THE TASK –
Write out the material again exactly, please, and omit the pictures.
###
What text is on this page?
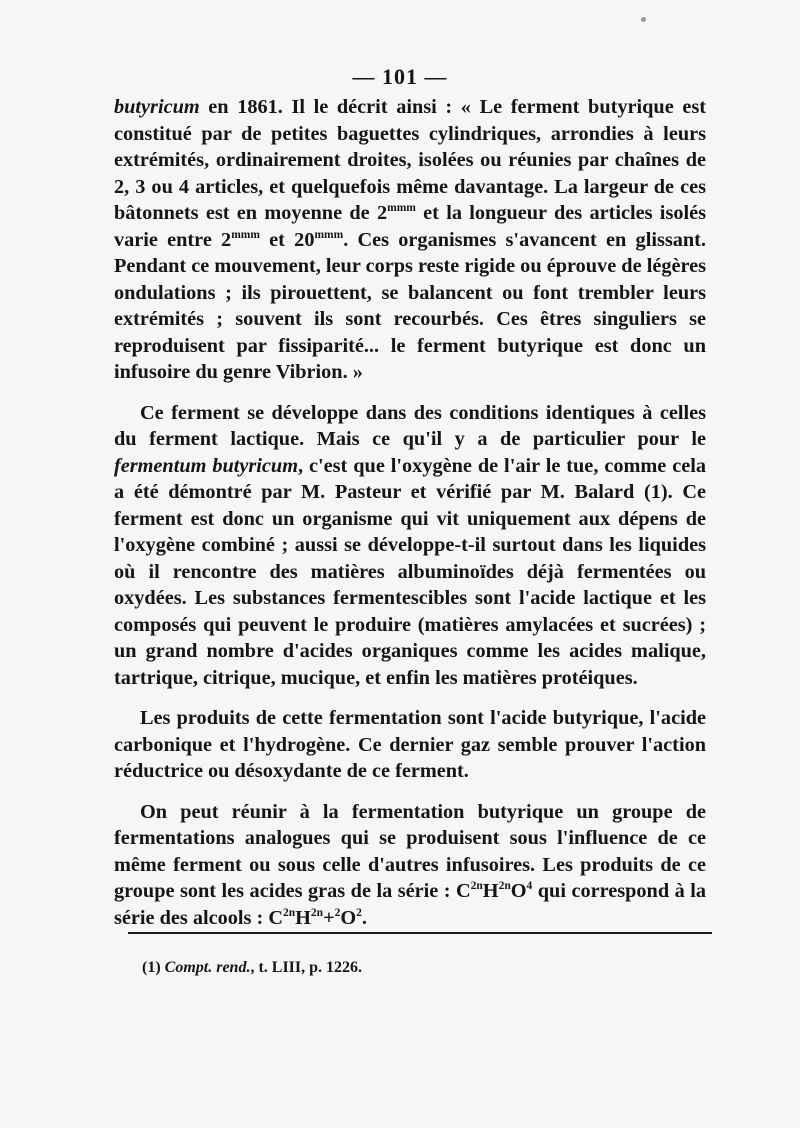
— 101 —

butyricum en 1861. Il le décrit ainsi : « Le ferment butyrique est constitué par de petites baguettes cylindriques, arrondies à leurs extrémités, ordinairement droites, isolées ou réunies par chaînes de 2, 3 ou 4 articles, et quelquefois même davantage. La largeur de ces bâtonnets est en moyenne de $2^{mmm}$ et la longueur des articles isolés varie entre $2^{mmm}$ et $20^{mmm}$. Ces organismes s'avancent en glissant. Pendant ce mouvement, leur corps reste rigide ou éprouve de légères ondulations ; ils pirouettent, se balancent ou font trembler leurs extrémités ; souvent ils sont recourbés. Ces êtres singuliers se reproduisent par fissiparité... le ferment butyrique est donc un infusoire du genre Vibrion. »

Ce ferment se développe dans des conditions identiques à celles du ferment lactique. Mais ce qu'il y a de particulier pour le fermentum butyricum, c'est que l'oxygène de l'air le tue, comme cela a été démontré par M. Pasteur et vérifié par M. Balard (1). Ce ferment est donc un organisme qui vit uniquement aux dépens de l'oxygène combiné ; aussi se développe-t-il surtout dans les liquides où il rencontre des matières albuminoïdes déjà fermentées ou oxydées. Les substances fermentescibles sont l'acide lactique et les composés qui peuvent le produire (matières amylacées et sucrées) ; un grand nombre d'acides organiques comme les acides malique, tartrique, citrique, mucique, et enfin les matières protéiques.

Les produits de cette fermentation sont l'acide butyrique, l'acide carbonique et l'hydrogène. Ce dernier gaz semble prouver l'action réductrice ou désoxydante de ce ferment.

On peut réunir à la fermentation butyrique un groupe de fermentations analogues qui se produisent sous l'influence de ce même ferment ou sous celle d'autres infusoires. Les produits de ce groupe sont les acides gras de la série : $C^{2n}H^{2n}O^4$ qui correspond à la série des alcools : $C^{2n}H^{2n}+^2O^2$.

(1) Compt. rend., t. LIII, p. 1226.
###
THE RESPONSE –
What text is on this page?
— 101 —

butyricum en 1861. Il le décrit ainsi : « Le ferment butyrique est constitué par de petites baguettes cylindriques, arrondies à leurs extrémités, ordinairement droites, isolées ou réunies par chaînes de 2, 3 ou 4 articles, et quelquefois même davantage. La largeur de ces bâtonnets est en moyenne de $2^{mmm}$ et la longueur des articles isolés varie entre $2^{mmm}$ et $20^{mmm}$. Ces organismes s'avancent en glissant. Pendant ce mouvement, leur corps reste rigide ou éprouve de légères ondulations ; ils pirouettent, se balancent ou font trembler leurs extrémités ; souvent ils sont recourbés. Ces êtres singuliers se reproduisent par fissiparité... le ferment butyrique est donc un infusoire du genre Vibrion. »

Ce ferment se développe dans des conditions identiques à celles du ferment lactique. Mais ce qu'il y a de particulier pour le fermentum butyricum, c'est que l'oxygène de l'air le tue, comme cela a été démontré par M. Pasteur et vérifié par M. Balard (1). Ce ferment est donc un organisme qui vit uniquement aux dépens de l'oxygène combiné ; aussi se développe-t-il surtout dans les liquides où il rencontre des matières albuminoïdes déjà fermentées ou oxydées. Les substances fermentescibles sont l'acide lactique et les composés qui peuvent le produire (matières amylacées et sucrées) ; un grand nombre d'acides organiques comme les acides malique, tartrique, citrique, mucique, et enfin les matières protéiques.

Les produits de cette fermentation sont l'acide butyrique, l'acide carbonique et l'hydrogène. Ce dernier gaz semble prouver l'action réductrice ou désoxydante de ce ferment.

On peut réunir à la fermentation butyrique un groupe de fermentations analogues qui se produisent sous l'influence de ce même ferment ou sous celle d'autres infusoires. Les produits de ce groupe sont les acides gras de la série : $C^{2n}H^{2n}O^4$ qui correspond à la série des alcools : $C^{2n}H^{2n}+^2O^2$.

(1) Compt. rend., t. LIII, p. 1226.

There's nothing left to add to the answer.